### What to produce
From the data that follows, report how many lines hold the string "ylabel", giving only the number.

### Given data

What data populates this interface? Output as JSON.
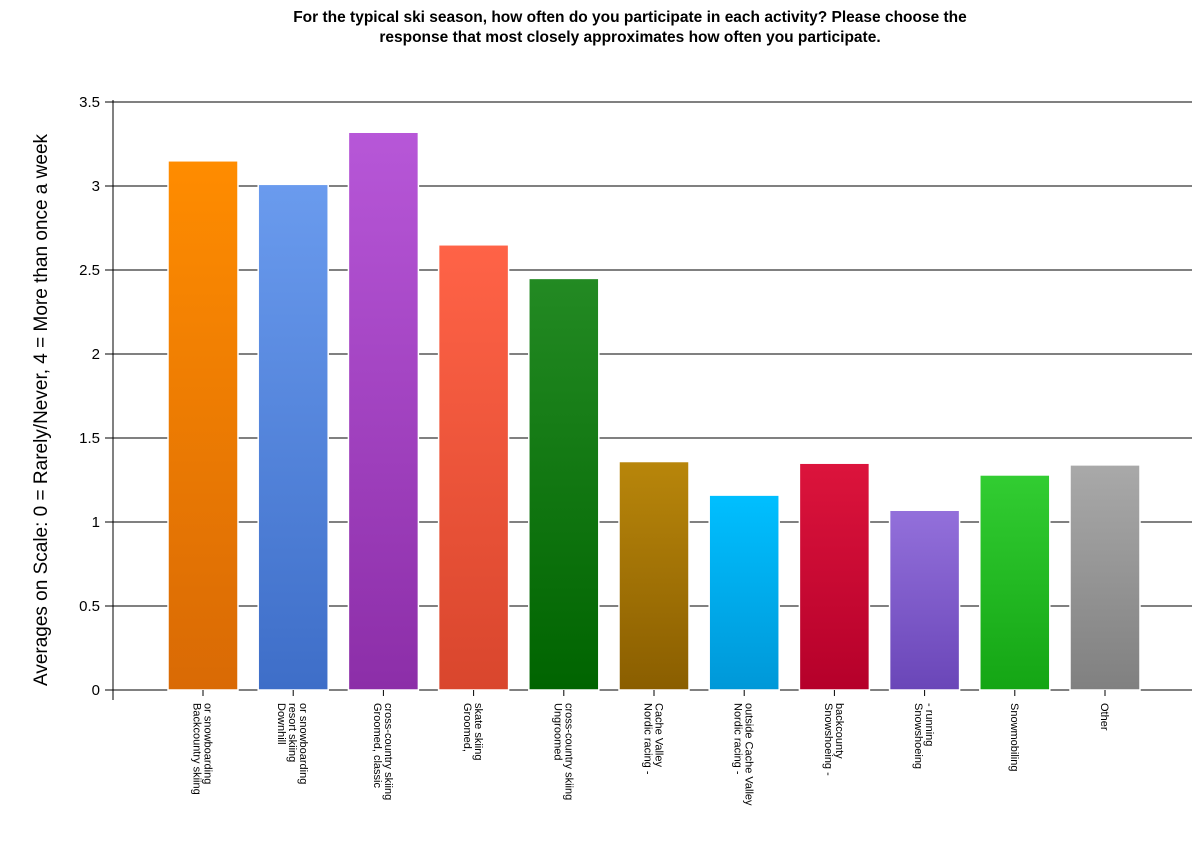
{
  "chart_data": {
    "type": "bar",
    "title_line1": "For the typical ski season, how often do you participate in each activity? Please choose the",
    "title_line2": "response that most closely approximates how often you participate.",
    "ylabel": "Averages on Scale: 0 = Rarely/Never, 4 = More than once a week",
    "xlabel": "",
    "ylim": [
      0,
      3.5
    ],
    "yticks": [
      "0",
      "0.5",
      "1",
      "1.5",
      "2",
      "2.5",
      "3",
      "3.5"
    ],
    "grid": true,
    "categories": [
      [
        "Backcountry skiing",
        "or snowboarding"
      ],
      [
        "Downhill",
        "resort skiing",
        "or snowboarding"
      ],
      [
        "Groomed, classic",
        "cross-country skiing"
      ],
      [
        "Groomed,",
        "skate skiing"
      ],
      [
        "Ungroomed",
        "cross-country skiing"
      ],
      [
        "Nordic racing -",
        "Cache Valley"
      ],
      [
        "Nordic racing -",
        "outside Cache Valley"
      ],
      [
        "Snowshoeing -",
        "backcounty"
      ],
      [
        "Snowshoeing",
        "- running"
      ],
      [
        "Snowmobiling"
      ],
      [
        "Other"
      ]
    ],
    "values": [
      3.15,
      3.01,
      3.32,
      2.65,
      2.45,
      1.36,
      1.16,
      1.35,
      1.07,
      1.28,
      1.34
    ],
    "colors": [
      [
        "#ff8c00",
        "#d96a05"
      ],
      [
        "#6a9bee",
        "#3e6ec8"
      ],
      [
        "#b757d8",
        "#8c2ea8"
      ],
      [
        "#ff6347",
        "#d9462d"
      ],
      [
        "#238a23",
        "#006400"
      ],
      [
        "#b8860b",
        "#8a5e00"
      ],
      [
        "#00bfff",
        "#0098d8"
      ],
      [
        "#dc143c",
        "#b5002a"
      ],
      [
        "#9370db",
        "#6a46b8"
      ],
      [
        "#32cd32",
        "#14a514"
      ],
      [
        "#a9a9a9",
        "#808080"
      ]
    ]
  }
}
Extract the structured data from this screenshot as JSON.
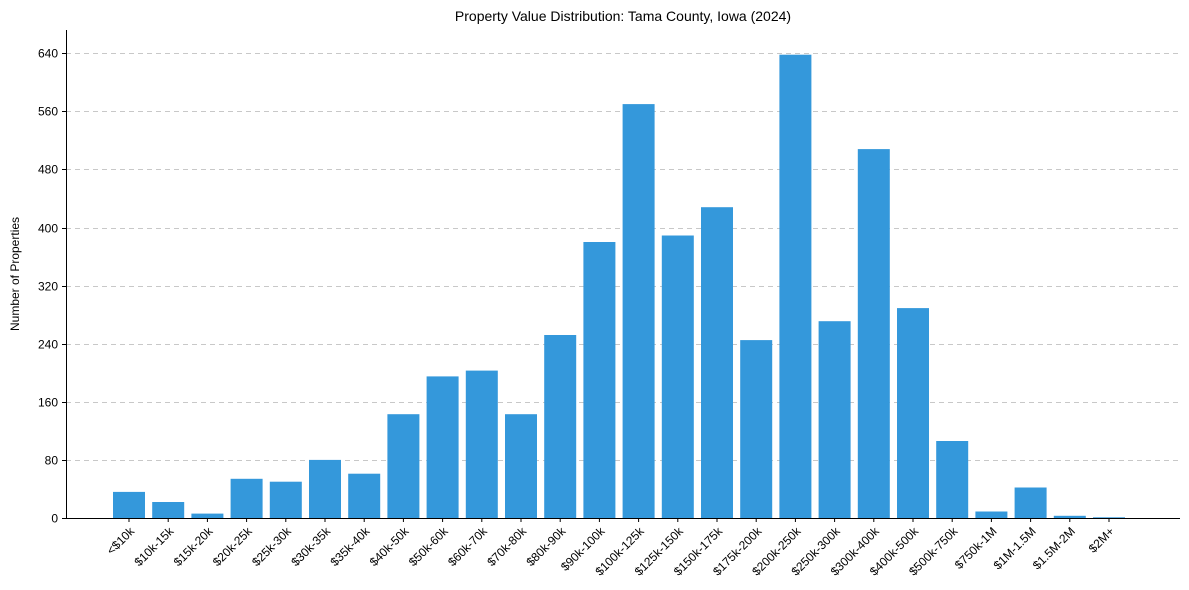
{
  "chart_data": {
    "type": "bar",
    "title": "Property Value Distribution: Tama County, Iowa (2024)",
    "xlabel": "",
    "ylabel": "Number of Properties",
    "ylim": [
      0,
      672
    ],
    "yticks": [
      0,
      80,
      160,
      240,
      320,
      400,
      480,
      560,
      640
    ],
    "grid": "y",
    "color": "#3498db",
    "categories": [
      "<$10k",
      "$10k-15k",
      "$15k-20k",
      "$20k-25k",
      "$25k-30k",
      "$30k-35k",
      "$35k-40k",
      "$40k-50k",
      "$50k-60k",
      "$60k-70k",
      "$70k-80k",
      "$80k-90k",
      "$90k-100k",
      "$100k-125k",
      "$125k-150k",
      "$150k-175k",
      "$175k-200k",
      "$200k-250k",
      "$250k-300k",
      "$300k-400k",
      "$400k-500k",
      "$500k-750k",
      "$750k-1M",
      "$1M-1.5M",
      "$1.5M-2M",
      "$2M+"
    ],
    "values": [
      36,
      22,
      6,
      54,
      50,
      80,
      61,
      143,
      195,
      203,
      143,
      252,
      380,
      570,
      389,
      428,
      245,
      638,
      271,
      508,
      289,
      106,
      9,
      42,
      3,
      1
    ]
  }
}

### Result of this exercise
2